All entries must be extracted exactly, with nothing added or dropped.

-- Given records start --

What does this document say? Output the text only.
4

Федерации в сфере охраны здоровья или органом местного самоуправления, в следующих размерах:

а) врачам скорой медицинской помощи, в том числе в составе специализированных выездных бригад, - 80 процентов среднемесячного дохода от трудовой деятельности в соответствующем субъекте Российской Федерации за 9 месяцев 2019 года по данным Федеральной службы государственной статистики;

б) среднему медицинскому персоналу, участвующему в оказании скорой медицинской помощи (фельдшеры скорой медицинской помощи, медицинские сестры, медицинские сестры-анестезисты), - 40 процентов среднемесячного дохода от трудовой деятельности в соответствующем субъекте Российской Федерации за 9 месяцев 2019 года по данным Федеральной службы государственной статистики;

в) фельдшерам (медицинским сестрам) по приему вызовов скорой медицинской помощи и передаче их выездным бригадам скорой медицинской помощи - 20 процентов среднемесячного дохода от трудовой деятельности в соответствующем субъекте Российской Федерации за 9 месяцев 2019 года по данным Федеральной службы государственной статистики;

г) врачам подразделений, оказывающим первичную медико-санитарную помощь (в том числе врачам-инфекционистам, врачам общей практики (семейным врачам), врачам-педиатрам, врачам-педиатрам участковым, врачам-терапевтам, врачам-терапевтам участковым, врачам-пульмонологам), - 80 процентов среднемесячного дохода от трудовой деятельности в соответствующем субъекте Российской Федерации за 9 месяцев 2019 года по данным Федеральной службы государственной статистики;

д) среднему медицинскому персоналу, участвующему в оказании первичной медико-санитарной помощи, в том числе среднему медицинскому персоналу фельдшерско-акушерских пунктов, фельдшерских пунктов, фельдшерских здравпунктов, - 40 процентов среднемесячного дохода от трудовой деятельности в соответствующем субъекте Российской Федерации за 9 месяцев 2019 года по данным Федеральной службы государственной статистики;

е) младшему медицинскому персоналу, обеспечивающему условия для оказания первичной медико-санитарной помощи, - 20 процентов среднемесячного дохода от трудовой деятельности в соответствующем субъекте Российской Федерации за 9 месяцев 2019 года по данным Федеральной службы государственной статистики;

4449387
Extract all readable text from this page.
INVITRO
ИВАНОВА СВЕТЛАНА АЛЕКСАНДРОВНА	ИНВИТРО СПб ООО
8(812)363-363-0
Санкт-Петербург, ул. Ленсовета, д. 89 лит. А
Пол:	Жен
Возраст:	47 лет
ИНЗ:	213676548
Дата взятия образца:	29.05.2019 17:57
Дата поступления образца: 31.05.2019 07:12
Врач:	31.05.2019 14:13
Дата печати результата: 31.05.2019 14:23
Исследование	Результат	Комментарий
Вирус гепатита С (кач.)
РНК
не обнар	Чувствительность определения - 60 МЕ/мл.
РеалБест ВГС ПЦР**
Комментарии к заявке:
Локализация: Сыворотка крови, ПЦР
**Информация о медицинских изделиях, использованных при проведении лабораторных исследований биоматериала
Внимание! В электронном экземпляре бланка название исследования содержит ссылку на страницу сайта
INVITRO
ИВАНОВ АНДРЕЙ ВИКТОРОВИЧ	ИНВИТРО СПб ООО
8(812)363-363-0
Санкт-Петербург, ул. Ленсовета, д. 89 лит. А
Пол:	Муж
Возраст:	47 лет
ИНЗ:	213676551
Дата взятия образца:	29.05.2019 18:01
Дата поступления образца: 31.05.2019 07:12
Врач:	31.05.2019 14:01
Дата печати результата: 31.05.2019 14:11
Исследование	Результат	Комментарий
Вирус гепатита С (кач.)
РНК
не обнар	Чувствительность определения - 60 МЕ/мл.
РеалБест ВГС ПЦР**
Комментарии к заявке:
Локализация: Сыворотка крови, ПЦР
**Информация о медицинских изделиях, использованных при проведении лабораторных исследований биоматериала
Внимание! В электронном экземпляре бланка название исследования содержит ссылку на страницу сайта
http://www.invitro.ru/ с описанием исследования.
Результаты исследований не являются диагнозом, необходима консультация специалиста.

-- Given records end --

- _Response to the task_:
What does this document say? Output the text only.
4

Федерации в сфере охраны здоровья или органом местного самоуправления, в следующих размерах:

а) врачам скорой медицинской помощи, в том числе в составе специализированных выездных бригад, - 80 процентов среднемесячного дохода от трудовой деятельности в соответствующем субъекте Российской Федерации за 9 месяцев 2019 года по данным Федеральной службы государственной статистики;

б) среднему медицинскому персоналу, участвующему в оказании скорой медицинской помощи (фельдшеры скорой медицинской помощи, медицинские сестры, медицинские сестры-анестезисты), - 40 процентов среднемесячного дохода от трудовой деятельности в соответствующем субъекте Российской Федерации за 9 месяцев 2019 года по данным Федеральной службы государственной статистики;

в) фельдшерам (медицинским сестрам) по приему вызовов скорой медицинской помощи и передаче их выездным бригадам скорой медицинской помощи - 20 процентов среднемесячного дохода от трудовой деятельности в соответствующем субъекте Российской Федерации за 9 месяцев 2019 года по данным Федеральной службы государственной статистики;

г) врачам подразделений, оказывающим первичную медико-санитарную помощь (в том числе врачам-инфекционистам, врачам общей практики (семейным врачам), врачам-педиатрам, врачам-педиатрам участковым, врачам-терапевтам, врачам-терапевтам участковым, врачам-пульмонологам), - 80 процентов среднемесячного дохода от трудовой деятельности в соответствующем субъекте Российской Федерации за 9 месяцев 2019 года по данным Федеральной службы государственной статистики;

д) среднему медицинскому персоналу, участвующему в оказании первичной медико-санитарной помощи, в том числе среднему медицинскому персоналу фельдшерско-акушерских пунктов, фельдшерских пунктов, фельдшерских здравпунктов, - 40 процентов среднемесячного дохода от трудовой деятельности в соответствующем субъекте Российской Федерации за 9 месяцев 2019 года по данным Федеральной службы государственной статистики;

е) младшему медицинскому персоналу, обеспечивающему условия для оказания первичной медико-санитарной помощи, - 20 процентов среднемесячного дохода от трудовой деятельности в соответствующем субъекте Российской Федерации за 9 месяцев 2019 года по данным Федеральной службы государственной статистики;

4449387
Extract all readable text from this page.
INVITRO
ИВАНОВА СВЕТЛАНА АЛЕКСАНДРОВНА	ИНВИТРО СПб ООО
8(812)363-363-0
Санкт-Петербург, ул. Ленсовета, д. 89 лит. А
Пол:	Жен
Возраст:	47 лет
ИНЗ:	213676548
Дата взятия образца:	29.05.2019 17:57
Дата поступления образца: 31.05.2019 07:12
Врач:	31.05.2019 14:13
Дата печати результата: 31.05.2019 14:23
Исследование	Результат	Комментарий
Вирус гепатита С (кач.)
РНК
не обнар	Чувствительность определения - 60 МЕ/мл.
РеалБест ВГС ПЦР**
Комментарии к заявке:
Локализация: Сыворотка крови, ПЦР
**Информация о медицинских изделиях, использованных при проведении лабораторных исследований биоматериала
Внимание! В электронном экземпляре бланка название исследования содержит ссылку на страницу сайта
INVITRO
ИВАНОВ АНДРЕЙ ВИКТОРОВИЧ	ИНВИТРО СПб ООО
8(812)363-363-0
Санкт-Петербург, ул. Ленсовета, д. 89 лит. А
Пол:	Муж
Возраст:	47 лет
ИНЗ:	213676551
Дата взятия образца:	29.05.2019 18:01
Дата поступления образца: 31.05.2019 07:12
Врач:	31.05.2019 14:01
Дата печати результата: 31.05.2019 14:11
Исследование	Результат	Комментарий
Вирус гепатита С (кач.)
РНК
не обнар	Чувствительность определения - 60 МЕ/мл.
РеалБест ВГС ПЦР**
Комментарии к заявке:
Локализация: Сыворотка крови, ПЦР
**Информация о медицинских изделиях, использованных при проведении лабораторных исследований биоматериала
Внимание! В электронном экземпляре бланка название исследования содержит ссылку на страницу сайта
http://www.invitro.ru/ с описанием исследования.
Результаты исследований не являются диагнозом, необходима консультация специалиста.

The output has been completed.